Only the pictures stay out; every record is to be quoted exactly.

-- Begin --

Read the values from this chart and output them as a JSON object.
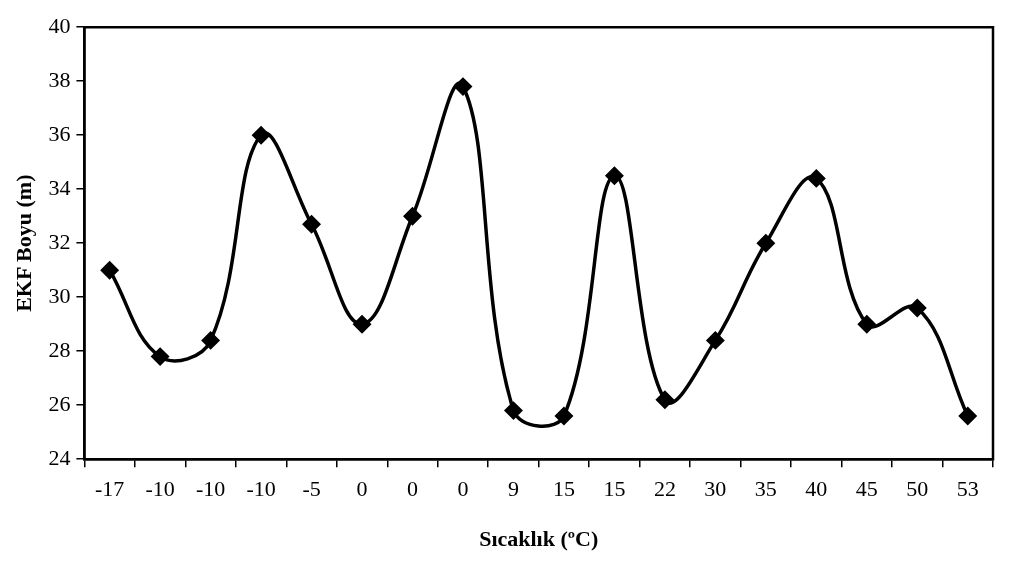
{
  "chart_data": {
    "type": "line",
    "xlabel": "Sıcaklık (ºC)",
    "ylabel": "EKF Boyu (m)",
    "categories": [
      "-17",
      "-10",
      "-10",
      "-10",
      "-5",
      "0",
      "0",
      "0",
      "9",
      "15",
      "15",
      "22",
      "30",
      "35",
      "40",
      "45",
      "50",
      "53"
    ],
    "values": [
      31.0,
      27.8,
      28.4,
      36.0,
      32.7,
      29.0,
      33.0,
      37.8,
      25.8,
      25.6,
      34.5,
      26.2,
      28.4,
      32.0,
      34.4,
      29.0,
      29.6,
      25.6
    ],
    "color": "#000000",
    "ylim": [
      24,
      40
    ],
    "yticks": [
      24,
      26,
      28,
      30,
      32,
      34,
      36,
      38,
      40
    ],
    "marker": "diamond",
    "line_style": "solid"
  }
}
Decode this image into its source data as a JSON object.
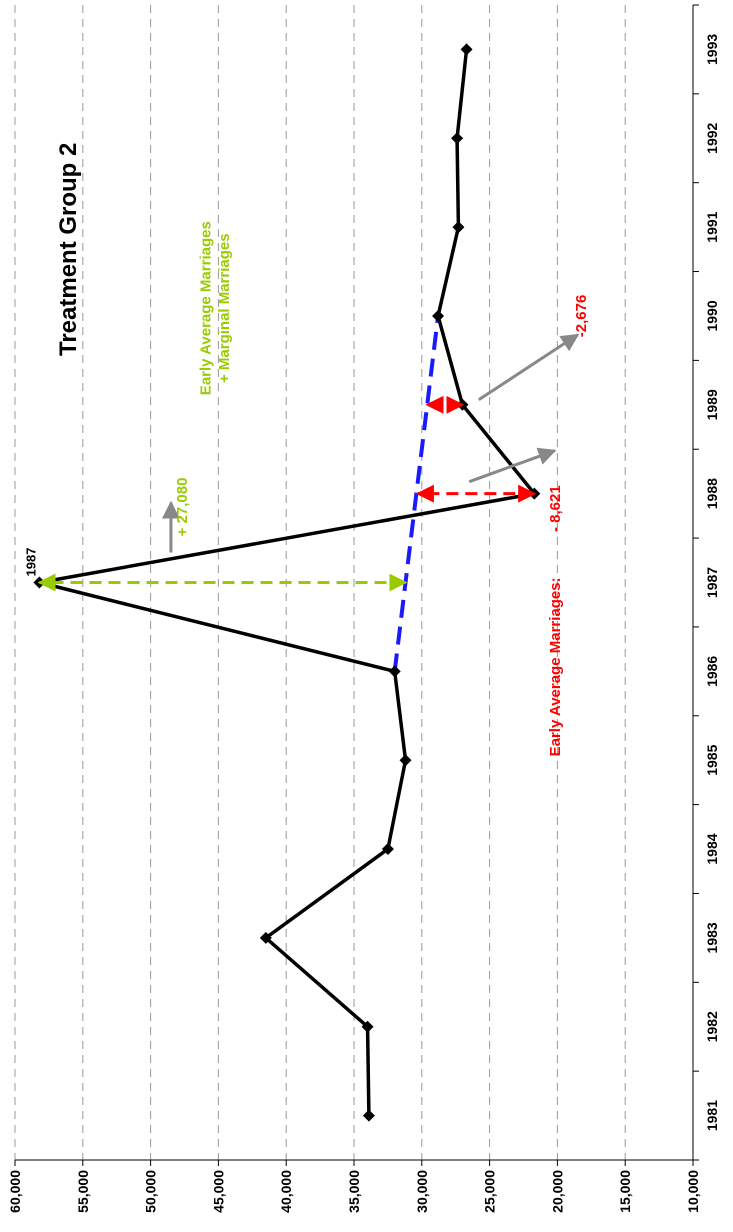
{
  "chart_data": {
    "type": "line",
    "title": "Treatment Group 2",
    "xlabel": "",
    "ylabel": "",
    "orientation": "rotated-90-clockwise",
    "grid": "dashed-horizontal",
    "ylim": [
      10000,
      60000
    ],
    "xlim": [
      1981,
      1993
    ],
    "y_ticks": [
      "10,000",
      "15,000",
      "20,000",
      "25,000",
      "30,000",
      "35,000",
      "40,000",
      "45,000",
      "50,000",
      "55,000",
      "60,000"
    ],
    "x_ticks": [
      "1981",
      "1982",
      "1983",
      "1984",
      "1985",
      "1986",
      "1987",
      "1988",
      "1989",
      "1990",
      "1991",
      "1992",
      "1993"
    ],
    "series": [
      {
        "color": "#000000",
        "marker": "diamond",
        "x": [
          1981,
          1982,
          1983,
          1984,
          1985,
          1986,
          1987,
          1988,
          1989,
          1990,
          1991,
          1992,
          1993
        ],
        "y": [
          33900,
          34000,
          41500,
          32500,
          31200,
          32000,
          58200,
          21700,
          27000,
          28800,
          27300,
          27400,
          26700
        ]
      }
    ],
    "trend_line": {
      "color": "#1a1aff",
      "style": "dashed",
      "x": [
        1986,
        1990
      ],
      "y": [
        32000,
        28800
      ]
    },
    "point_label": {
      "x": 1987,
      "y": 58200,
      "text": "1987"
    },
    "annotations": [
      {
        "color": "#99cc00",
        "lines": [
          "+ 27,080",
          "Early Average Marriages",
          "+ Marginal Marriages"
        ],
        "double_arrow": {
          "x": 1987,
          "y_from": 31200,
          "y_to": 58200
        }
      },
      {
        "color": "#ff0000",
        "lines": [
          "Early Average Marriages:",
          "- 8,621"
        ],
        "double_arrow": {
          "x": 1988,
          "y_from": 21700,
          "y_to": 30300
        }
      },
      {
        "color": "#ff0000",
        "lines": [
          "-2,676"
        ],
        "double_arrow": {
          "x": 1989,
          "y_from": 27000,
          "y_to": 29600
        }
      }
    ],
    "colors": {
      "series": "#000000",
      "trend": "#1a1aff",
      "green": "#99cc00",
      "red": "#ff0000",
      "pointer": "#888888",
      "grid": "#999999"
    }
  }
}
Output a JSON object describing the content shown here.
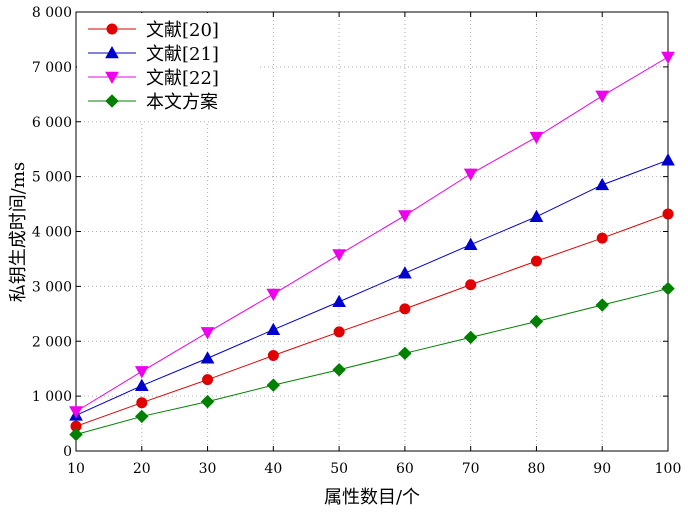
{
  "chart_data": {
    "type": "line",
    "xlabel": "属性数目/个",
    "ylabel": "私钥生成时间/ms",
    "xlim": [
      10,
      100
    ],
    "ylim": [
      0,
      8000
    ],
    "x_ticks": [
      "10",
      "20",
      "30",
      "40",
      "50",
      "60",
      "70",
      "80",
      "90",
      "100"
    ],
    "y_ticks": [
      "0",
      "1 000",
      "2 000",
      "3 000",
      "4 000",
      "5 000",
      "6 000",
      "7 000",
      "8 000"
    ],
    "grid": true,
    "legend_position": "top-left",
    "x": [
      10,
      20,
      30,
      40,
      50,
      60,
      70,
      80,
      90,
      100
    ],
    "series": [
      {
        "name": "文献[20]",
        "color": "#e00000",
        "marker": "circle",
        "values": [
          450,
          880,
          1300,
          1740,
          2170,
          2590,
          3030,
          3460,
          3880,
          4320
        ]
      },
      {
        "name": "文献[21]",
        "color": "#0000cc",
        "marker": "triangle-up",
        "values": [
          650,
          1190,
          1690,
          2210,
          2720,
          3240,
          3760,
          4270,
          4850,
          5300
        ]
      },
      {
        "name": "文献[22]",
        "color": "#ee00ee",
        "marker": "triangle-down",
        "values": [
          720,
          1450,
          2160,
          2860,
          3580,
          4290,
          5050,
          5720,
          6470,
          7180
        ]
      },
      {
        "name": "本文方案",
        "color": "#008000",
        "marker": "diamond",
        "values": [
          300,
          630,
          900,
          1200,
          1480,
          1780,
          2070,
          2360,
          2660,
          2960
        ]
      }
    ]
  }
}
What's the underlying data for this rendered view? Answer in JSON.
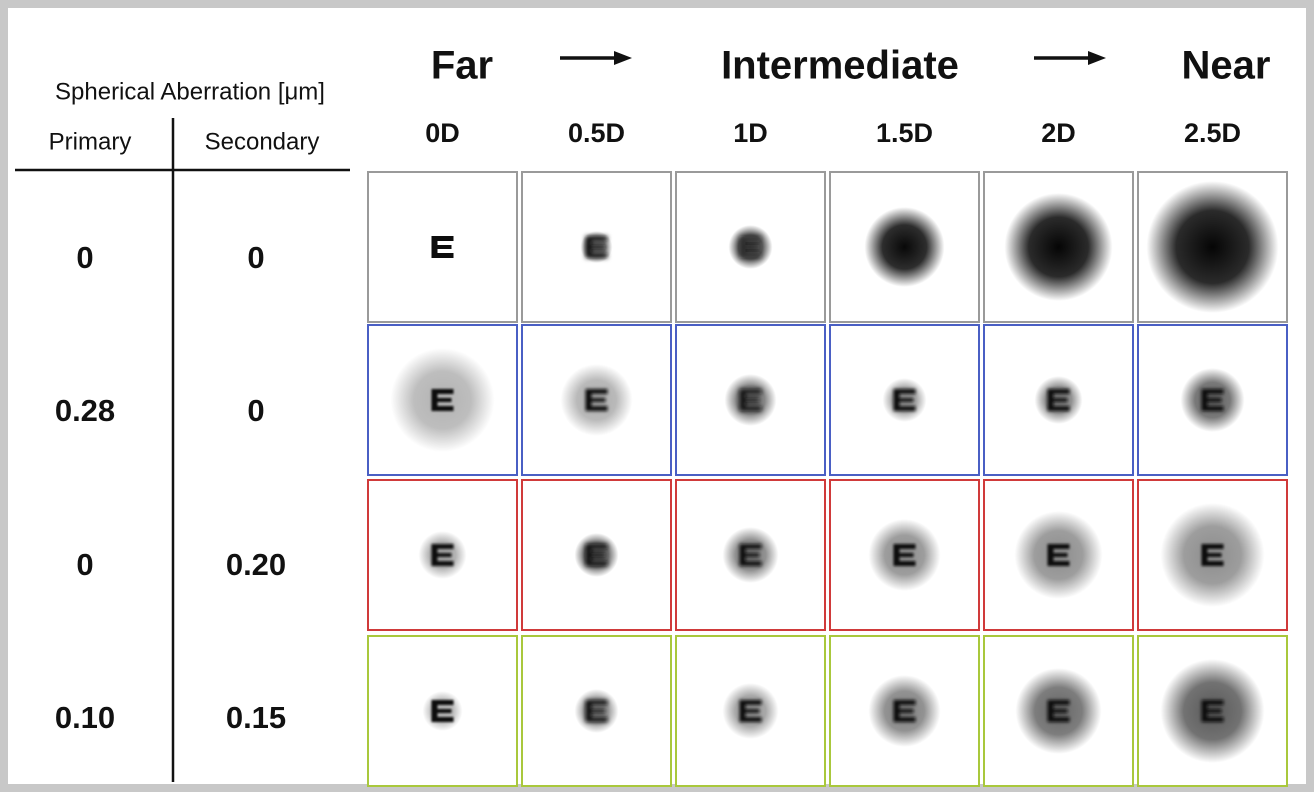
{
  "header": {
    "title": "Spherical Aberration [μm]",
    "columns": [
      "Primary",
      "Secondary"
    ]
  },
  "direction": [
    "Far",
    "Intermediate",
    "Near"
  ],
  "defocus": [
    "0D",
    "0.5D",
    "1D",
    "1.5D",
    "2D",
    "2.5D"
  ],
  "rows": [
    [
      "0",
      "0"
    ],
    [
      "0.28",
      "0"
    ],
    [
      "0",
      "0.20"
    ],
    [
      "0.10",
      "0.15"
    ]
  ]
}
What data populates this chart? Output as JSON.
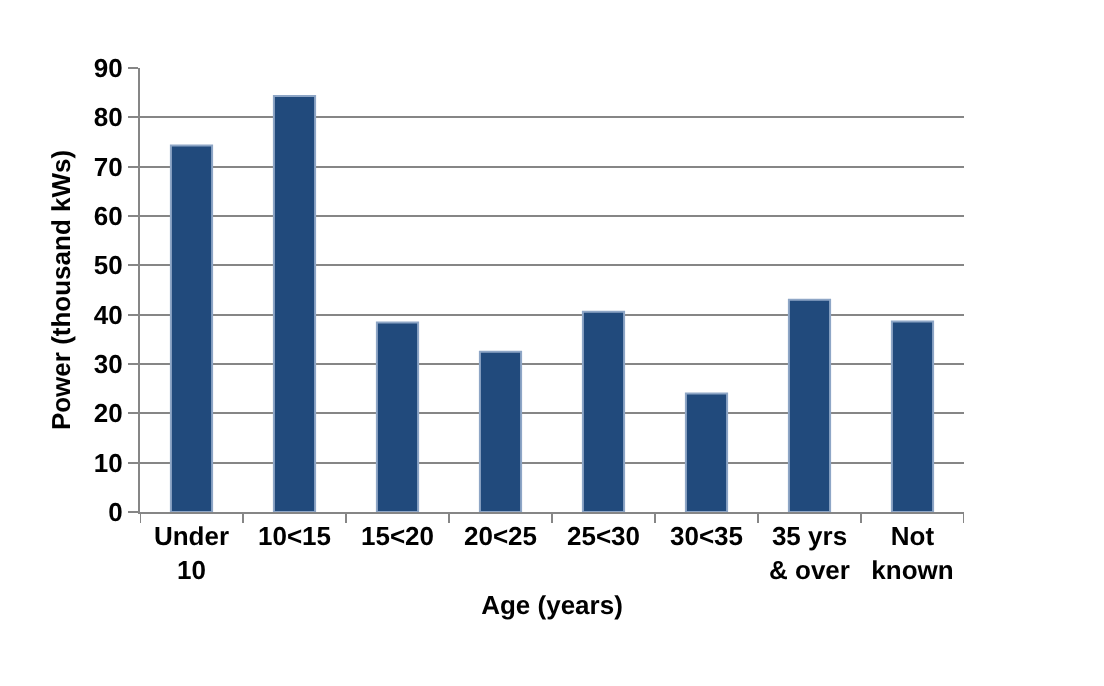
{
  "chart_data": {
    "type": "bar",
    "xlabel": "Age (years)",
    "ylabel": "Power (thousand kWs)",
    "categories": [
      "Under\n10",
      "10<15",
      "15<20",
      "20<25",
      "25<30",
      "30<35",
      "35 yrs\n& over",
      "Not\nknown"
    ],
    "values": [
      74.3,
      84.3,
      38.4,
      32.5,
      40.6,
      24,
      43,
      38.6
    ],
    "color": "#214a7c",
    "ylim": [
      0,
      90
    ],
    "yticks": [
      0,
      10,
      20,
      30,
      40,
      50,
      60,
      70,
      80,
      90
    ],
    "grid": "y",
    "legend": false
  }
}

-- End --

**Response to this task:**
Read the values from this chart and output them as a JSON object.
{
  "chart_data": {
    "type": "line",
    "xlabel": "Sıcaklık (ºC)",
    "ylabel": "EKF Boyu (m)",
    "categories": [
      "-17",
      "-10",
      "-10",
      "-10",
      "-5",
      "0",
      "0",
      "0",
      "9",
      "15",
      "15",
      "22",
      "30",
      "35",
      "40",
      "45",
      "50",
      "53"
    ],
    "values": [
      31.0,
      27.8,
      28.4,
      36.0,
      32.7,
      29.0,
      33.0,
      37.8,
      25.8,
      25.6,
      34.5,
      26.2,
      28.4,
      32.0,
      34.4,
      29.0,
      29.6,
      25.6
    ],
    "color": "#000000",
    "ylim": [
      24,
      40
    ],
    "yticks": [
      24,
      26,
      28,
      30,
      32,
      34,
      36,
      38,
      40
    ],
    "marker": "diamond",
    "line_style": "solid"
  }
}
Decode this image into its source data as a JSON object.
{
  "chart_data": {
    "type": "line",
    "title": "Treatment Group 2",
    "xlabel": "",
    "ylabel": "",
    "orientation": "rotated-90-clockwise",
    "grid": "dashed-horizontal",
    "ylim": [
      10000,
      60000
    ],
    "xlim": [
      1981,
      1993
    ],
    "y_ticks": [
      "10,000",
      "15,000",
      "20,000",
      "25,000",
      "30,000",
      "35,000",
      "40,000",
      "45,000",
      "50,000",
      "55,000",
      "60,000"
    ],
    "x_ticks": [
      "1981",
      "1982",
      "1983",
      "1984",
      "1985",
      "1986",
      "1987",
      "1988",
      "1989",
      "1990",
      "1991",
      "1992",
      "1993"
    ],
    "series": [
      {
        "color": "#000000",
        "marker": "diamond",
        "x": [
          1981,
          1982,
          1983,
          1984,
          1985,
          1986,
          1987,
          1988,
          1989,
          1990,
          1991,
          1992,
          1993
        ],
        "y": [
          33900,
          34000,
          41500,
          32500,
          31200,
          32000,
          58200,
          21700,
          27000,
          28800,
          27300,
          27400,
          26700
        ]
      }
    ],
    "trend_line": {
      "color": "#1a1aff",
      "style": "dashed",
      "x": [
        1986,
        1990
      ],
      "y": [
        32000,
        28800
      ]
    },
    "point_label": {
      "x": 1987,
      "y": 58200,
      "text": "1987"
    },
    "annotations": [
      {
        "color": "#99cc00",
        "lines": [
          "+ 27,080",
          "Early Average Marriages",
          "+ Marginal Marriages"
        ],
        "double_arrow": {
          "x": 1987,
          "y_from": 31200,
          "y_to": 58200
        }
      },
      {
        "color": "#ff0000",
        "lines": [
          "Early Average Marriages:",
          "- 8,621"
        ],
        "double_arrow": {
          "x": 1988,
          "y_from": 21700,
          "y_to": 30300
        }
      },
      {
        "color": "#ff0000",
        "lines": [
          "-2,676"
        ],
        "double_arrow": {
          "x": 1989,
          "y_from": 27000,
          "y_to": 29600
        }
      }
    ],
    "colors": {
      "series": "#000000",
      "trend": "#1a1aff",
      "green": "#99cc00",
      "red": "#ff0000",
      "pointer": "#888888",
      "grid": "#999999"
    }
  }
}
Output a JSON object describing the content shown here.
{
  "chart_data": {
    "type": "line",
    "xlabel": "属性数目/个",
    "ylabel": "私钥生成时间/ms",
    "xlim": [
      10,
      100
    ],
    "ylim": [
      0,
      8000
    ],
    "x_ticks": [
      "10",
      "20",
      "30",
      "40",
      "50",
      "60",
      "70",
      "80",
      "90",
      "100"
    ],
    "y_ticks": [
      "0",
      "1 000",
      "2 000",
      "3 000",
      "4 000",
      "5 000",
      "6 000",
      "7 000",
      "8 000"
    ],
    "grid": true,
    "legend_position": "top-left",
    "x": [
      10,
      20,
      30,
      40,
      50,
      60,
      70,
      80,
      90,
      100
    ],
    "series": [
      {
        "name": "文献[20]",
        "color": "#e00000",
        "marker": "circle",
        "values": [
          450,
          880,
          1300,
          1740,
          2170,
          2590,
          3030,
          3460,
          3880,
          4320
        ]
      },
      {
        "name": "文献[21]",
        "color": "#0000cc",
        "marker": "triangle-up",
        "values": [
          650,
          1190,
          1690,
          2210,
          2720,
          3240,
          3760,
          4270,
          4850,
          5300
        ]
      },
      {
        "name": "文献[22]",
        "color": "#ee00ee",
        "marker": "triangle-down",
        "values": [
          720,
          1450,
          2160,
          2860,
          3580,
          4290,
          5050,
          5720,
          6470,
          7180
        ]
      },
      {
        "name": "本文方案",
        "color": "#008000",
        "marker": "diamond",
        "values": [
          300,
          630,
          900,
          1200,
          1480,
          1780,
          2070,
          2360,
          2660,
          2960
        ]
      }
    ]
  }
}
What's the underlying data for this rendered view? Answer in JSON.
{
  "header": {
    "title": "Spherical Aberration [μm]",
    "columns": [
      "Primary",
      "Secondary"
    ]
  },
  "direction": [
    "Far",
    "Intermediate",
    "Near"
  ],
  "defocus": [
    "0D",
    "0.5D",
    "1D",
    "1.5D",
    "2D",
    "2.5D"
  ],
  "rows": [
    [
      "0",
      "0"
    ],
    [
      "0.28",
      "0"
    ],
    [
      "0",
      "0.20"
    ],
    [
      "0.10",
      "0.15"
    ]
  ]
}
What data populates this chart? Output as JSON.
{
  "chart_data": {
    "type": "bar",
    "xlabel": "Age (years)",
    "ylabel": "Power (thousand kWs)",
    "categories": [
      "Under\n10",
      "10<15",
      "15<20",
      "20<25",
      "25<30",
      "30<35",
      "35 yrs\n& over",
      "Not\nknown"
    ],
    "values": [
      74.3,
      84.3,
      38.4,
      32.5,
      40.6,
      24,
      43,
      38.6
    ],
    "color": "#214a7c",
    "ylim": [
      0,
      90
    ],
    "yticks": [
      0,
      10,
      20,
      30,
      40,
      50,
      60,
      70,
      80,
      90
    ],
    "grid": "y",
    "legend": false
  }
}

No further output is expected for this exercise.